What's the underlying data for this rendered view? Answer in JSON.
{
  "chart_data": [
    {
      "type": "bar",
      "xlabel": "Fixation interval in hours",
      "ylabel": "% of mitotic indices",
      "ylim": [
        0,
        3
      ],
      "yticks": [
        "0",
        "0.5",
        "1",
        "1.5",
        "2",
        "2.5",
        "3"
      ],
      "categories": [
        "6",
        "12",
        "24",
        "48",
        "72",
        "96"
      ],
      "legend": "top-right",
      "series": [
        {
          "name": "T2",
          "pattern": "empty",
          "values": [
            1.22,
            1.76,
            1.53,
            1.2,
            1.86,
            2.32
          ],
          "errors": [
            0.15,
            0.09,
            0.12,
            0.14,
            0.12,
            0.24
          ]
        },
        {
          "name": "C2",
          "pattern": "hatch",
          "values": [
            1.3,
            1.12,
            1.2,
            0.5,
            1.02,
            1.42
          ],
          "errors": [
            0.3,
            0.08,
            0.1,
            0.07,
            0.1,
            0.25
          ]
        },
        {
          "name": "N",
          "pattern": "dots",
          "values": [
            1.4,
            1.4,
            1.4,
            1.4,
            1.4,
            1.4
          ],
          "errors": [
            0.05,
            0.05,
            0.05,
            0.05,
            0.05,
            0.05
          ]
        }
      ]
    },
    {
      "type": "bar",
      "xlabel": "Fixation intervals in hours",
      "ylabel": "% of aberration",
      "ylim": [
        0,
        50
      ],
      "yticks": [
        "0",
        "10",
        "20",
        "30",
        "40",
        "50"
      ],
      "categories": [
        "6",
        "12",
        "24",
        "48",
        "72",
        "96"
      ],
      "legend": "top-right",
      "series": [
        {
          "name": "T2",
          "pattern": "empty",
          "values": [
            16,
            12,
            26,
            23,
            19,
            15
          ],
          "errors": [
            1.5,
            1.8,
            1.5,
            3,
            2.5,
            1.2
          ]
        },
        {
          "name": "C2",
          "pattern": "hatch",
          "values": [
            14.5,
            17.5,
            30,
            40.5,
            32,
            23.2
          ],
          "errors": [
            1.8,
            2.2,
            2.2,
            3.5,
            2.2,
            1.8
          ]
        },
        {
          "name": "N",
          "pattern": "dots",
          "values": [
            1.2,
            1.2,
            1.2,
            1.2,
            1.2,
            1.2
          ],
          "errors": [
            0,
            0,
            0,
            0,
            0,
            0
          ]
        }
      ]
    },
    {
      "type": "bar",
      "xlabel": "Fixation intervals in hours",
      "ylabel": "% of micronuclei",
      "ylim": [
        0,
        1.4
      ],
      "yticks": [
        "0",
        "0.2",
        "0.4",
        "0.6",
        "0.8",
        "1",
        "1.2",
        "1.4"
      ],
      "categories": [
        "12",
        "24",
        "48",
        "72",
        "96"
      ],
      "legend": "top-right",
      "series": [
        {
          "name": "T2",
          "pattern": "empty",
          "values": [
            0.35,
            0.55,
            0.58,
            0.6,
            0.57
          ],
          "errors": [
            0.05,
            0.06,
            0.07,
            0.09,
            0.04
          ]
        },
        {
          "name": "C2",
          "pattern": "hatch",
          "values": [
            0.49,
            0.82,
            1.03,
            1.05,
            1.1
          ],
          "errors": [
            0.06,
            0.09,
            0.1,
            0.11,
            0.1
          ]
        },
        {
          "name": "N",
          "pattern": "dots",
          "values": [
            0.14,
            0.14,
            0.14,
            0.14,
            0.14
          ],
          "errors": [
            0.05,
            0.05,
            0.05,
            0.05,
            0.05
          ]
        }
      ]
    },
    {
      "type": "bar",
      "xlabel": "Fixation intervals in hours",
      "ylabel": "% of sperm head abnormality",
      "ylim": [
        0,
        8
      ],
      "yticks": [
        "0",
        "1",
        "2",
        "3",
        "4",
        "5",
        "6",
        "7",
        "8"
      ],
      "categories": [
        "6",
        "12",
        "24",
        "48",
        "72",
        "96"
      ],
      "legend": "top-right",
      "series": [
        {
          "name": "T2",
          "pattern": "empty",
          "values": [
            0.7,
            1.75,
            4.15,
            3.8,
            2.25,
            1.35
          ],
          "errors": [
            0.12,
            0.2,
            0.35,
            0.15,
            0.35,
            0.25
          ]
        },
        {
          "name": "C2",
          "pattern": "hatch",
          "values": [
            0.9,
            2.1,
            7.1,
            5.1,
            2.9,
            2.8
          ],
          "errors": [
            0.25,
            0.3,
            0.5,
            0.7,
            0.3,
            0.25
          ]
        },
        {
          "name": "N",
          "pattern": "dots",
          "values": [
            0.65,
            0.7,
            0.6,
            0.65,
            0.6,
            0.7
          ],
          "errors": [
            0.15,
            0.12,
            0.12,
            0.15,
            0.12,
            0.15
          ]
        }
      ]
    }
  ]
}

■ ■ ■ ■ ■ ■ ■

The data above must be returned in full, exactly as written.

What's the underlying data for this rendered view? Answer in JSON.
{
  "chart_data": [
    {
      "type": "bar",
      "xlabel": "Fixation interval in hours",
      "ylabel": "% of mitotic indices",
      "ylim": [
        0,
        3
      ],
      "yticks": [
        "0",
        "0.5",
        "1",
        "1.5",
        "2",
        "2.5",
        "3"
      ],
      "categories": [
        "6",
        "12",
        "24",
        "48",
        "72",
        "96"
      ],
      "legend": "top-right",
      "series": [
        {
          "name": "T2",
          "pattern": "empty",
          "values": [
            1.22,
            1.76,
            1.53,
            1.2,
            1.86,
            2.32
          ],
          "errors": [
            0.15,
            0.09,
            0.12,
            0.14,
            0.12,
            0.24
          ]
        },
        {
          "name": "C2",
          "pattern": "hatch",
          "values": [
            1.3,
            1.12,
            1.2,
            0.5,
            1.02,
            1.42
          ],
          "errors": [
            0.3,
            0.08,
            0.1,
            0.07,
            0.1,
            0.25
          ]
        },
        {
          "name": "N",
          "pattern": "dots",
          "values": [
            1.4,
            1.4,
            1.4,
            1.4,
            1.4,
            1.4
          ],
          "errors": [
            0.05,
            0.05,
            0.05,
            0.05,
            0.05,
            0.05
          ]
        }
      ]
    },
    {
      "type": "bar",
      "xlabel": "Fixation intervals in hours",
      "ylabel": "% of aberration",
      "ylim": [
        0,
        50
      ],
      "yticks": [
        "0",
        "10",
        "20",
        "30",
        "40",
        "50"
      ],
      "categories": [
        "6",
        "12",
        "24",
        "48",
        "72",
        "96"
      ],
      "legend": "top-right",
      "series": [
        {
          "name": "T2",
          "pattern": "empty",
          "values": [
            16,
            12,
            26,
            23,
            19,
            15
          ],
          "errors": [
            1.5,
            1.8,
            1.5,
            3,
            2.5,
            1.2
          ]
        },
        {
          "name": "C2",
          "pattern": "hatch",
          "values": [
            14.5,
            17.5,
            30,
            40.5,
            32,
            23.2
          ],
          "errors": [
            1.8,
            2.2,
            2.2,
            3.5,
            2.2,
            1.8
          ]
        },
        {
          "name": "N",
          "pattern": "dots",
          "values": [
            1.2,
            1.2,
            1.2,
            1.2,
            1.2,
            1.2
          ],
          "errors": [
            0,
            0,
            0,
            0,
            0,
            0
          ]
        }
      ]
    },
    {
      "type": "bar",
      "xlabel": "Fixation intervals in hours",
      "ylabel": "% of micronuclei",
      "ylim": [
        0,
        1.4
      ],
      "yticks": [
        "0",
        "0.2",
        "0.4",
        "0.6",
        "0.8",
        "1",
        "1.2",
        "1.4"
      ],
      "categories": [
        "12",
        "24",
        "48",
        "72",
        "96"
      ],
      "legend": "top-right",
      "series": [
        {
          "name": "T2",
          "pattern": "empty",
          "values": [
            0.35,
            0.55,
            0.58,
            0.6,
            0.57
          ],
          "errors": [
            0.05,
            0.06,
            0.07,
            0.09,
            0.04
          ]
        },
        {
          "name": "C2",
          "pattern": "hatch",
          "values": [
            0.49,
            0.82,
            1.03,
            1.05,
            1.1
          ],
          "errors": [
            0.06,
            0.09,
            0.1,
            0.11,
            0.1
          ]
        },
        {
          "name": "N",
          "pattern": "dots",
          "values": [
            0.14,
            0.14,
            0.14,
            0.14,
            0.14
          ],
          "errors": [
            0.05,
            0.05,
            0.05,
            0.05,
            0.05
          ]
        }
      ]
    },
    {
      "type": "bar",
      "xlabel": "Fixation intervals in hours",
      "ylabel": "% of sperm head abnormality",
      "ylim": [
        0,
        8
      ],
      "yticks": [
        "0",
        "1",
        "2",
        "3",
        "4",
        "5",
        "6",
        "7",
        "8"
      ],
      "categories": [
        "6",
        "12",
        "24",
        "48",
        "72",
        "96"
      ],
      "legend": "top-right",
      "series": [
        {
          "name": "T2",
          "pattern": "empty",
          "values": [
            0.7,
            1.75,
            4.15,
            3.8,
            2.25,
            1.35
          ],
          "errors": [
            0.12,
            0.2,
            0.35,
            0.15,
            0.35,
            0.25
          ]
        },
        {
          "name": "C2",
          "pattern": "hatch",
          "values": [
            0.9,
            2.1,
            7.1,
            5.1,
            2.9,
            2.8
          ],
          "errors": [
            0.25,
            0.3,
            0.5,
            0.7,
            0.3,
            0.25
          ]
        },
        {
          "name": "N",
          "pattern": "dots",
          "values": [
            0.65,
            0.7,
            0.6,
            0.65,
            0.6,
            0.7
          ],
          "errors": [
            0.15,
            0.12,
            0.12,
            0.15,
            0.12,
            0.15
          ]
        }
      ]
    }
  ]
}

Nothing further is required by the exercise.